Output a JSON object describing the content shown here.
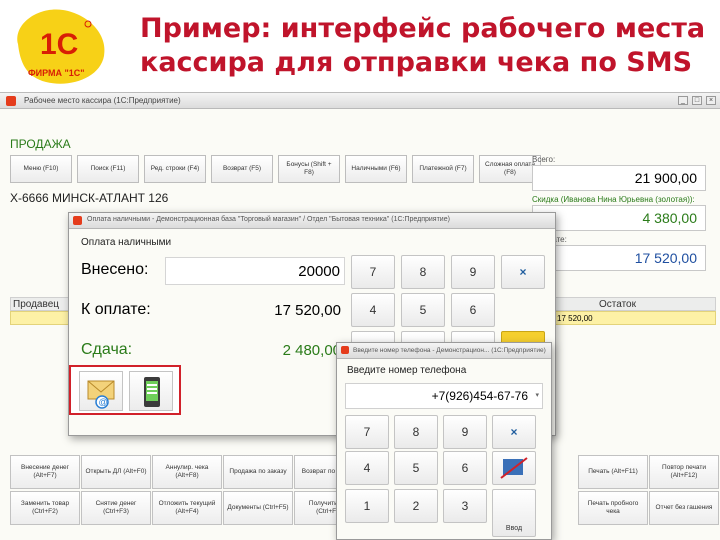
{
  "slide": {
    "title_line1": "Пример: интерфейс рабочего места",
    "title_line2": "кассира для отправки чека по SMS"
  },
  "logo": {
    "brand": "1С",
    "caption": "ФИРМА \"1С\""
  },
  "colors": {
    "title": "#c0142b",
    "accent_green": "#2a7b19",
    "accent_blue": "#1f5d9e",
    "highlight": "#d1212a"
  },
  "app": {
    "title": "Рабочее место кассира (1С:Предприятие)",
    "mode_label": "ПРОДАЖА",
    "item_name": "Х-6666 МИНСК-АТЛАНТ 126",
    "function_buttons": [
      "Меню (F10)",
      "Поиск (F11)",
      "Ред. строки (F4)",
      "Возврат (F5)",
      "Бонусы (Shift + F8)",
      "Наличными (F6)",
      "Платежной (F7)",
      "Сложная оплата (F8)"
    ],
    "totals": {
      "sum_label": "Всего:",
      "sum_value": "21 900,00",
      "discount_label": "Скидка (Иванова Нина Юрьевна (золотая)):",
      "discount_value": "4 380,00",
      "topay_label": "К оплате:",
      "topay_value": "17 520,00"
    },
    "grid": {
      "col_seller": "Продавец",
      "col_rest": "Остаток",
      "row_value": "17 520,00"
    },
    "bottom_buttons": [
      "Внесение денег (Alt+F7)",
      "Открыть ДЛ (Alt+F0)",
      "Аннулир. чека (Alt+F8)",
      "Продажа по заказу",
      "Возврат по заказу",
      "",
      "",
      "",
      "Печать (Alt+F11)",
      "Повтор печати (Alt+F12)",
      "Заменить товар (Ctrl+F2)",
      "Снятие денег (Ctrl+F3)",
      "Отложить текущий (Alt+F4)",
      "Документы (Ctrl+F5)",
      "Получить чек (Ctrl+F6)",
      "",
      "",
      "",
      "Печать пробного чека",
      "Отчет без гашения"
    ]
  },
  "payment_dialog": {
    "title": "Оплата наличными - Демонстрационная база \"Торговый магазин\" / Отдел \"Бытовая техника\" (1С:Предприятие)",
    "heading": "Оплата наличными",
    "paid_label": "Внесено:",
    "paid_value": "20000",
    "topay_label": "К оплате:",
    "topay_value": "17 520,00",
    "change_label": "Сдача:",
    "change_value": "2 480,00",
    "keypad": [
      "7",
      "8",
      "9",
      "×",
      "4",
      "5",
      "6",
      "1",
      "2",
      "3"
    ]
  },
  "phone_dialog": {
    "title": "Введите номер телефона - Демонстрацион... (1С:Предприятие)",
    "heading": "Введите номер телефона",
    "phone_value": "+7(926)454-67-76",
    "keypad": [
      "7",
      "8",
      "9",
      "×",
      "4",
      "5",
      "6",
      "1",
      "2",
      "3"
    ],
    "enter_label": "Ввод"
  }
}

********************

■ The exercise: State only the number of lines in these entries that contain "заказу".

■ Full output: 2